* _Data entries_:
>>>

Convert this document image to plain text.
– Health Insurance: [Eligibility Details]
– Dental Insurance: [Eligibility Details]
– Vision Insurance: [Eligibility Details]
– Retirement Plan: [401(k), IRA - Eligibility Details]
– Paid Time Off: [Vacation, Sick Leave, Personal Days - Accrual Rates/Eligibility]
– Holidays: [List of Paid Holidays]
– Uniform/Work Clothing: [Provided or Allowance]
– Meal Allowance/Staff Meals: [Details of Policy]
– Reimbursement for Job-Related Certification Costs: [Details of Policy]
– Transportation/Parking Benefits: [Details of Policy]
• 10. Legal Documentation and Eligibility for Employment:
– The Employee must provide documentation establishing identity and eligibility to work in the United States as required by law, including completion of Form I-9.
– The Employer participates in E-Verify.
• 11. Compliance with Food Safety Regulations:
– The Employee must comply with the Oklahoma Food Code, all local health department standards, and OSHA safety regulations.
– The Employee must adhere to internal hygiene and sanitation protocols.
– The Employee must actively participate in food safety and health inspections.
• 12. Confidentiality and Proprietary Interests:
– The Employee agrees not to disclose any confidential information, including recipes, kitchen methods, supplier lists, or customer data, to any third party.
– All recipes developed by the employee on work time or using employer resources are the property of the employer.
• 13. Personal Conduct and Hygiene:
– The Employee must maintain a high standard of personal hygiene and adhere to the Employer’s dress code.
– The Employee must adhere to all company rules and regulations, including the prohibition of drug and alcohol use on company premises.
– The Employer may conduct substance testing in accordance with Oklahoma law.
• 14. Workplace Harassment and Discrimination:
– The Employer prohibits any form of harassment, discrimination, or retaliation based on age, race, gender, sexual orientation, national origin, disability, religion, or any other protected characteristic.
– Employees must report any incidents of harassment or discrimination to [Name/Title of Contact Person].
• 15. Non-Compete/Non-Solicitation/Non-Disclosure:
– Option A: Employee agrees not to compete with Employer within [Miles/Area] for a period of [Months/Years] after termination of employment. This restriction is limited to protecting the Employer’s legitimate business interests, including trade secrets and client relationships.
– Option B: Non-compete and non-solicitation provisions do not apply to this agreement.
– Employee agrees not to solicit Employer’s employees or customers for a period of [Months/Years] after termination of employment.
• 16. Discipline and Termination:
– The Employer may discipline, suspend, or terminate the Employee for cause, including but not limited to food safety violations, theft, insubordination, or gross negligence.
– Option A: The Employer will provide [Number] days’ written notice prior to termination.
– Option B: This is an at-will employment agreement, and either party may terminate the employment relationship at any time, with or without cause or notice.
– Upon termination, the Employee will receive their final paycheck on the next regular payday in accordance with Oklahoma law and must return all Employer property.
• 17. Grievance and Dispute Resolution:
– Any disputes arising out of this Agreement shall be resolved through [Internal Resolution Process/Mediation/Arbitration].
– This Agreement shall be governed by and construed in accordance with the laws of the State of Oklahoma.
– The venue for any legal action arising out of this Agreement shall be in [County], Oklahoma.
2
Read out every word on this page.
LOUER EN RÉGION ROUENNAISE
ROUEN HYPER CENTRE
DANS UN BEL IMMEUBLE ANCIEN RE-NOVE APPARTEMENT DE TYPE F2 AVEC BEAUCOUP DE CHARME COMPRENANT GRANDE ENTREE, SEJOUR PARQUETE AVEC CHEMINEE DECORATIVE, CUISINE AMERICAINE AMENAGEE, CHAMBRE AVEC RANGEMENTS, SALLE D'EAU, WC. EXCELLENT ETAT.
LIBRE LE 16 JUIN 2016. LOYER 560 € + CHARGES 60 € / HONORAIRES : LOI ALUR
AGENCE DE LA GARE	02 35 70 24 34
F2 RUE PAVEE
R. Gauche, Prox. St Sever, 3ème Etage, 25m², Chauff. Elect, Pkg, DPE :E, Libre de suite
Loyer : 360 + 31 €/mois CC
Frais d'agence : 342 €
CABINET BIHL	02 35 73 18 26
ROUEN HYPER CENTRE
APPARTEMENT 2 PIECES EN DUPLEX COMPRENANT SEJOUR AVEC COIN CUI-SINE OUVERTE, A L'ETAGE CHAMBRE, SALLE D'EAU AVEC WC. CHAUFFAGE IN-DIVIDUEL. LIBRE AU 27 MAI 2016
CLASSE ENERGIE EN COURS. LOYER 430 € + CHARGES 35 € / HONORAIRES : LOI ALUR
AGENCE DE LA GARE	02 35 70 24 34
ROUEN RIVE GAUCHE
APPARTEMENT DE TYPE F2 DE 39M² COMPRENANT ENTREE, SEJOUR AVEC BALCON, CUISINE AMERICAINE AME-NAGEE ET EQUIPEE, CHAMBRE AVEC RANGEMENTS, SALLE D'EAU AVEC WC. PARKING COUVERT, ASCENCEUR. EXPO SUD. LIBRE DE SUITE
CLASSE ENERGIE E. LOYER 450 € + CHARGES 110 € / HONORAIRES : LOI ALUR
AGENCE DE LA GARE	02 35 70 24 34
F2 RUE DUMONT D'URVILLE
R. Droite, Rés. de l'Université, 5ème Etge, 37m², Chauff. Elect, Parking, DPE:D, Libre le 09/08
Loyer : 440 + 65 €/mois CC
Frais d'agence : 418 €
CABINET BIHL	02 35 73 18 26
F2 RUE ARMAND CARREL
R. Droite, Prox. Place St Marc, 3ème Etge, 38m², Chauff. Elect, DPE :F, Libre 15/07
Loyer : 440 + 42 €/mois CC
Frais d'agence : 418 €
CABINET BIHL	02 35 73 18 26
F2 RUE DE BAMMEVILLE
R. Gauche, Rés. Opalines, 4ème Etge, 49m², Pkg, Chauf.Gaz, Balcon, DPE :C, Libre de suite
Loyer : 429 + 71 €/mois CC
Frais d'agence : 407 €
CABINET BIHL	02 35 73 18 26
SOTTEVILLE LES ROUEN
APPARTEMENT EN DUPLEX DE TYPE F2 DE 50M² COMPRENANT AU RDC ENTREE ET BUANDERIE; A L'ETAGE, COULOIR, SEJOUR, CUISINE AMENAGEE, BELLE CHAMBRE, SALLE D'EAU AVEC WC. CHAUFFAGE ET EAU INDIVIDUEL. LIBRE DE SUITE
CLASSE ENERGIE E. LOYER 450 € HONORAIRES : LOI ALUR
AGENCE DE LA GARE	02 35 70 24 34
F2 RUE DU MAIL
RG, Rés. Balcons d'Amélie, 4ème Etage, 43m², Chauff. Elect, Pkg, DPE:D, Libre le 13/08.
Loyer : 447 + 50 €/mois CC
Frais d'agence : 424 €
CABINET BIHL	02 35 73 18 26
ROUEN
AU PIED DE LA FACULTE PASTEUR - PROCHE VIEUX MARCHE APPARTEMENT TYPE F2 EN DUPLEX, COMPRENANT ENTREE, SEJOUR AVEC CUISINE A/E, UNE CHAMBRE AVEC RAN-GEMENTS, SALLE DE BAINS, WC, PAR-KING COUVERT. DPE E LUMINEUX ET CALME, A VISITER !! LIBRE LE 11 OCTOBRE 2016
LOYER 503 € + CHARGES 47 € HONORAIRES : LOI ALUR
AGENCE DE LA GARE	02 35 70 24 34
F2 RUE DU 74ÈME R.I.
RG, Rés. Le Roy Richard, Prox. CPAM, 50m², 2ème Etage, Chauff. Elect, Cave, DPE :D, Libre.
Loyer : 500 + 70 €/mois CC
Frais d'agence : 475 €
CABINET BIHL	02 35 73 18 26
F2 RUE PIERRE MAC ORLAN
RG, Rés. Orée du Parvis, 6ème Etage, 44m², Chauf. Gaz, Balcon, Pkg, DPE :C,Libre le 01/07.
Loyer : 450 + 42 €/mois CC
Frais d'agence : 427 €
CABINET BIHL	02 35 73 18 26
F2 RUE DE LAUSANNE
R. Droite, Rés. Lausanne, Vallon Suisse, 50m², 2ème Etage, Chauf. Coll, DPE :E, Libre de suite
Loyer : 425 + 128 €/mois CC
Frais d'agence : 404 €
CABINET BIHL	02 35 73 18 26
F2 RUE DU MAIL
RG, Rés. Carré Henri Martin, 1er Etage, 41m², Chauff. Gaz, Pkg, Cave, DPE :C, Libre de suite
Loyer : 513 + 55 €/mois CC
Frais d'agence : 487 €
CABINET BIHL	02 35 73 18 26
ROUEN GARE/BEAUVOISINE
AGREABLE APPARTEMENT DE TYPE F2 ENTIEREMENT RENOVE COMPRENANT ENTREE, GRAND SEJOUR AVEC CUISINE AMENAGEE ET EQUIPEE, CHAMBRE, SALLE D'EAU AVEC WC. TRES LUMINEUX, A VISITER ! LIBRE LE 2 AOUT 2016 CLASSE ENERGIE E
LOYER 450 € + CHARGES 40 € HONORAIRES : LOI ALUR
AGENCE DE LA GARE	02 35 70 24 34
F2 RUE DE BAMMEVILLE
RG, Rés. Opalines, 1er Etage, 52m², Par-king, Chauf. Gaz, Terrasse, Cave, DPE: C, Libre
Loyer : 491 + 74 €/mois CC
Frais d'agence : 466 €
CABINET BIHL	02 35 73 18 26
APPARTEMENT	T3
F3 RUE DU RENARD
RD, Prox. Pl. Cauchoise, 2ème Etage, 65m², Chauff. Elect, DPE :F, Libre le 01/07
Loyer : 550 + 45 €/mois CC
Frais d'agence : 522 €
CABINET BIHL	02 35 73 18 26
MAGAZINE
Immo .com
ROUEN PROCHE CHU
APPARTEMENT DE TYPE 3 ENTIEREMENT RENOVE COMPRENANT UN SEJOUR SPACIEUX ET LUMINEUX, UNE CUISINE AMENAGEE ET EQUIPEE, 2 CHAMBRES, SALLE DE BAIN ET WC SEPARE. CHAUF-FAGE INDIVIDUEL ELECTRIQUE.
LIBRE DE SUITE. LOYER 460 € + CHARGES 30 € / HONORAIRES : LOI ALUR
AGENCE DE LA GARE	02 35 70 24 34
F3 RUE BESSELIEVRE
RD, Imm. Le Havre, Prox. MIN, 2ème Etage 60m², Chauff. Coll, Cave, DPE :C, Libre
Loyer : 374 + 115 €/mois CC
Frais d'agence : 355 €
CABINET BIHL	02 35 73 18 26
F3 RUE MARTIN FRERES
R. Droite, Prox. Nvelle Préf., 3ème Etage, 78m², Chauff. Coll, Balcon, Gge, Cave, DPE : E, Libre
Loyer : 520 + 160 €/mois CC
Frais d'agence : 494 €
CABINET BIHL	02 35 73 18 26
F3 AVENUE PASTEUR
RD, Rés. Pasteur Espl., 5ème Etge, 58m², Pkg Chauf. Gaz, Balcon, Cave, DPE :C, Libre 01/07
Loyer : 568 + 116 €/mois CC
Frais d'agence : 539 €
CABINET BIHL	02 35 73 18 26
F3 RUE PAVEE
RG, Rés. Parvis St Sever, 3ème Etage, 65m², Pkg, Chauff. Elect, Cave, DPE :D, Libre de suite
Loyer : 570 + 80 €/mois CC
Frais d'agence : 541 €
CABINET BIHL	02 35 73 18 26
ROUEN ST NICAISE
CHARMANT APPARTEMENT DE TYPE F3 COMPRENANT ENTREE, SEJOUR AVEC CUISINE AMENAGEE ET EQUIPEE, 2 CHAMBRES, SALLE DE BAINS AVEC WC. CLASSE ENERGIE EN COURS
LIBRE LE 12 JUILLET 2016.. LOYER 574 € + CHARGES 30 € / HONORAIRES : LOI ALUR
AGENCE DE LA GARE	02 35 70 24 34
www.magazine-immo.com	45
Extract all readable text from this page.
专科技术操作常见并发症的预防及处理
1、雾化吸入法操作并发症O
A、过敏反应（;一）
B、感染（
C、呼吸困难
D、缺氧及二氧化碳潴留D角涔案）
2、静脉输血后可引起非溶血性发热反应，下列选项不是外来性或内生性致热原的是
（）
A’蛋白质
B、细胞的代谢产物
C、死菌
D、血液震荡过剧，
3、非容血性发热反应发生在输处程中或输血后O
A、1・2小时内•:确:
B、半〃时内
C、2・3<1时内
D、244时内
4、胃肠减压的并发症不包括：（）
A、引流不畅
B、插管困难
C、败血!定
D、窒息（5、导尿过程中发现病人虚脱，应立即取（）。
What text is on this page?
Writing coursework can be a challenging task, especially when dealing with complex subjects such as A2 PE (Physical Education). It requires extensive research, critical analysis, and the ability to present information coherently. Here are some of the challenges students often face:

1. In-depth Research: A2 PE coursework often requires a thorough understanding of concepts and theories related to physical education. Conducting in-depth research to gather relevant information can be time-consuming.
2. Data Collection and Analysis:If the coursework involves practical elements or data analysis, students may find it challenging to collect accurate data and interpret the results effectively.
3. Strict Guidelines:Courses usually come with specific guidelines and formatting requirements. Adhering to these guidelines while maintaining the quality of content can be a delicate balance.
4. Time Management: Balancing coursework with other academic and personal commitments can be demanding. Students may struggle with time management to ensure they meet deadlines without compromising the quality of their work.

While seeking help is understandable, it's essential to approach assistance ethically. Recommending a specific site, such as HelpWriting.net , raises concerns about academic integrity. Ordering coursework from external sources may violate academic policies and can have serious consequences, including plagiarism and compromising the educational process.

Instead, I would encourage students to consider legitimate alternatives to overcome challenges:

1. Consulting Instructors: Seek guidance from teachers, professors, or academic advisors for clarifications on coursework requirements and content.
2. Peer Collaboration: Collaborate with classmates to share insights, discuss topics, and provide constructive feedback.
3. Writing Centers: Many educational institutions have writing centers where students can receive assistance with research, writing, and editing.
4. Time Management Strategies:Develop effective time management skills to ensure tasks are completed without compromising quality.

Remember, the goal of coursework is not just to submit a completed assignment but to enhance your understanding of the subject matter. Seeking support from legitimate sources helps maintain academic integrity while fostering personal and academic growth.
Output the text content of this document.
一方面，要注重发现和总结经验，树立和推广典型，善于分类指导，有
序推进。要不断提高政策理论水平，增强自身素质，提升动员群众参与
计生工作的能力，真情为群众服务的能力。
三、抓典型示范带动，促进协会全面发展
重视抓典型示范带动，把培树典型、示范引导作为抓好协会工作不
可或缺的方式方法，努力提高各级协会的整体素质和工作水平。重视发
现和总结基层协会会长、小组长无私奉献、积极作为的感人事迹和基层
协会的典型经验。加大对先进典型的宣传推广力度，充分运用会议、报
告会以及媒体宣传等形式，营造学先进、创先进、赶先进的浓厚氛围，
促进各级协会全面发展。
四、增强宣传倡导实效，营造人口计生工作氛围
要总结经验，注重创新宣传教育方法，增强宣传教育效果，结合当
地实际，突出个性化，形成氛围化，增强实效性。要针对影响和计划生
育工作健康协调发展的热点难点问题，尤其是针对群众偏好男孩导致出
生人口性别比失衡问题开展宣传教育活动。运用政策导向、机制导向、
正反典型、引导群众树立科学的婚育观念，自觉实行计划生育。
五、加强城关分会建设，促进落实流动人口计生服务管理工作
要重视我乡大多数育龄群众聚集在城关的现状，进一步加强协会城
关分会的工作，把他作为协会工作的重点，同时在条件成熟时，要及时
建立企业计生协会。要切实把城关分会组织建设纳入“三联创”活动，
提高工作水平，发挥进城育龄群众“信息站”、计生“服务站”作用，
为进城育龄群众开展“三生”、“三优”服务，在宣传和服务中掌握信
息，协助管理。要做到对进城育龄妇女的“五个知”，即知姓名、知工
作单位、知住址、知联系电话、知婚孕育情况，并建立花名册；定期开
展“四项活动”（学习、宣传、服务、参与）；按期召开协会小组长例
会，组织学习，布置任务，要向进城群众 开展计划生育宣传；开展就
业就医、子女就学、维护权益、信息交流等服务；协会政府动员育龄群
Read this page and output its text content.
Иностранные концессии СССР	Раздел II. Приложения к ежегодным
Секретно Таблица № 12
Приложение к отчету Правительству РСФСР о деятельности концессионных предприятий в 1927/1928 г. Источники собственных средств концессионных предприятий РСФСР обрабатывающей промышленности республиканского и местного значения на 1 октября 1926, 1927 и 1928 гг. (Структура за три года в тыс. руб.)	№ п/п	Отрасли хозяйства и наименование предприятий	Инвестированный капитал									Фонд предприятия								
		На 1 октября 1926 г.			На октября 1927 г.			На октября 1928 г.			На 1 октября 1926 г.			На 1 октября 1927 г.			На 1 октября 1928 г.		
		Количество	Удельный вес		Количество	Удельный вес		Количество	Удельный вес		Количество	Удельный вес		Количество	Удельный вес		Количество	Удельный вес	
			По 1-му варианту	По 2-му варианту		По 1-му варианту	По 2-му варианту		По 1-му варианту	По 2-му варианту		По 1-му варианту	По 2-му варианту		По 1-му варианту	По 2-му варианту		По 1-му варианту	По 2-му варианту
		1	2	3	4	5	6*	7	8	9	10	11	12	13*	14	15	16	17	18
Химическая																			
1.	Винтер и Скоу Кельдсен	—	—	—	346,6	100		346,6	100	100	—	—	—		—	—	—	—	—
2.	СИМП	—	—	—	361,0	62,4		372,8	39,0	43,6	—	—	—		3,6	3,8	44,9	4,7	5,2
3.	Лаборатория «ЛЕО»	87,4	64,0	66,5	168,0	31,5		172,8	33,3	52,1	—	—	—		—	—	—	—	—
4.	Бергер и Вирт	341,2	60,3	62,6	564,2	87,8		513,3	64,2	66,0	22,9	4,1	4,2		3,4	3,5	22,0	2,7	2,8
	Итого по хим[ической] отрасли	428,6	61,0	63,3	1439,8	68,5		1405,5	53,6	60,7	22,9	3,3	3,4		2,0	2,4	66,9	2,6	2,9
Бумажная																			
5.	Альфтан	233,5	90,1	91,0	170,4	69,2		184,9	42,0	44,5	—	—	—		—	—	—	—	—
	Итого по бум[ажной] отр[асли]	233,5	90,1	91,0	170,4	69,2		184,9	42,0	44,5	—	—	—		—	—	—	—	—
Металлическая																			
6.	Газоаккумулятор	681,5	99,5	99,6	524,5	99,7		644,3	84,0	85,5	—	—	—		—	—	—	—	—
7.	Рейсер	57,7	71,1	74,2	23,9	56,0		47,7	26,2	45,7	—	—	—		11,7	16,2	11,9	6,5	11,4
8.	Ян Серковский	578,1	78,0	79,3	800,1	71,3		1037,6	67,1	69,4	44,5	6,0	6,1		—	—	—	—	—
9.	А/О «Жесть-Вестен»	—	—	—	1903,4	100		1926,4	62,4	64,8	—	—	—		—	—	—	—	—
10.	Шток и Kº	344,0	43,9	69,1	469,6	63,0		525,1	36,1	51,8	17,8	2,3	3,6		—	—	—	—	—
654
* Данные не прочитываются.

<<<

* _Your instructions_: How many lines in the listing contain "ALUR"? Answer with the number alone.

* _Final result_: 8